#### WHAT IS NEEDED
Copy whichever lines contain the string "sealing".
+ + +
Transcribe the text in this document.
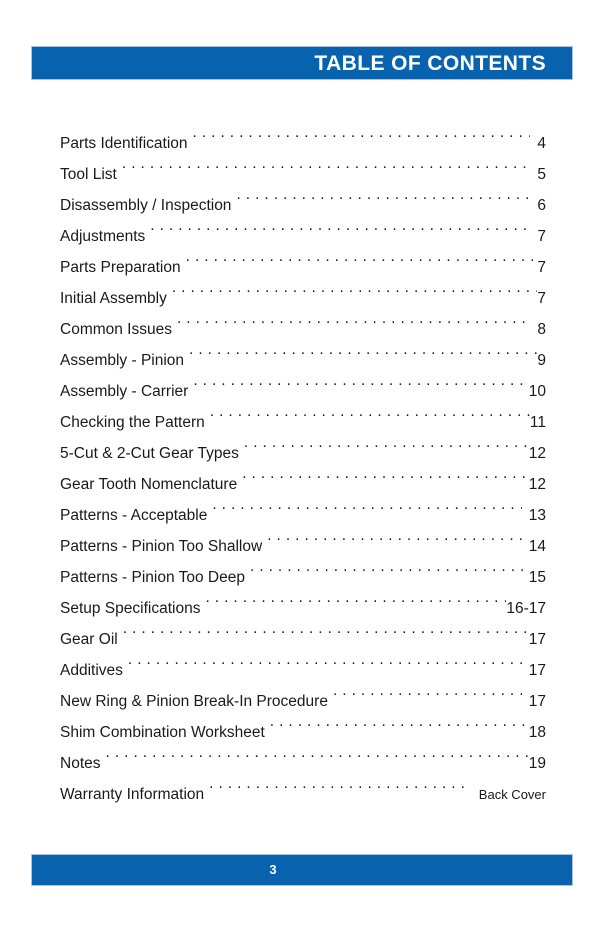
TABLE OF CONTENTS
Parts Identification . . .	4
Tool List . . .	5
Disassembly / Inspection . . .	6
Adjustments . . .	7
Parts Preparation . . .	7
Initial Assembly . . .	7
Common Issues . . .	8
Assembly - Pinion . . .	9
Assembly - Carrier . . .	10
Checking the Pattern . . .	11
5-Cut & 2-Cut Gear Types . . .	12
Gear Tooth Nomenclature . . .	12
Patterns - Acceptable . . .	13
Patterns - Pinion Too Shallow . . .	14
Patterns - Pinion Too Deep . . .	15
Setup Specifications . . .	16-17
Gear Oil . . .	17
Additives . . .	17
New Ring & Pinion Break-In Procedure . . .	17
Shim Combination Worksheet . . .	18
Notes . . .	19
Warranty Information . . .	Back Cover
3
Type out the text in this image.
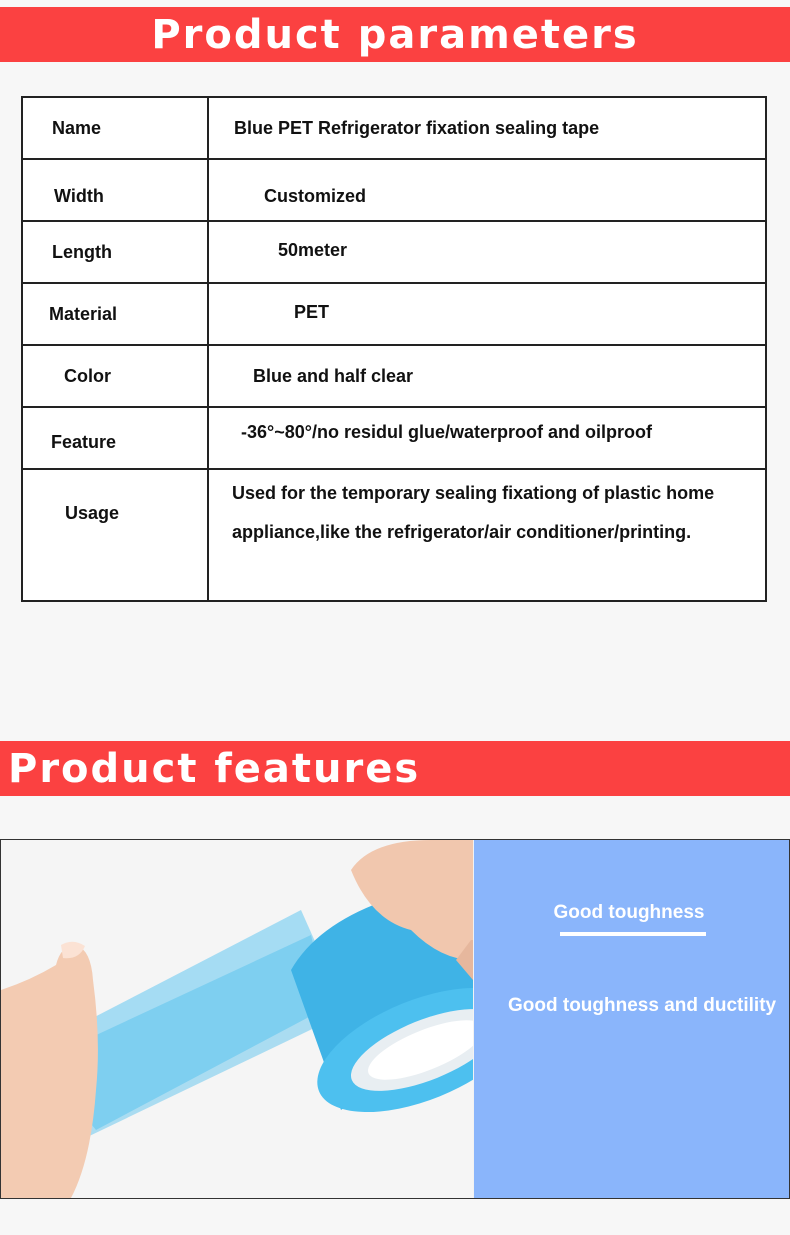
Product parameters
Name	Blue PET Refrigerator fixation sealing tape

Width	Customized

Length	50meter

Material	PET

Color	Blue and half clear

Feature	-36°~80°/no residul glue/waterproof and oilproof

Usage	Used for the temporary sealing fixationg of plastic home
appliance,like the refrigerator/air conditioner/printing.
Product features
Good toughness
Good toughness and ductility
+ + +
#### ANSWER
Name	Blue PET Refrigerator fixation sealing tape
Usage	Used for the temporary sealing fixationg of plastic home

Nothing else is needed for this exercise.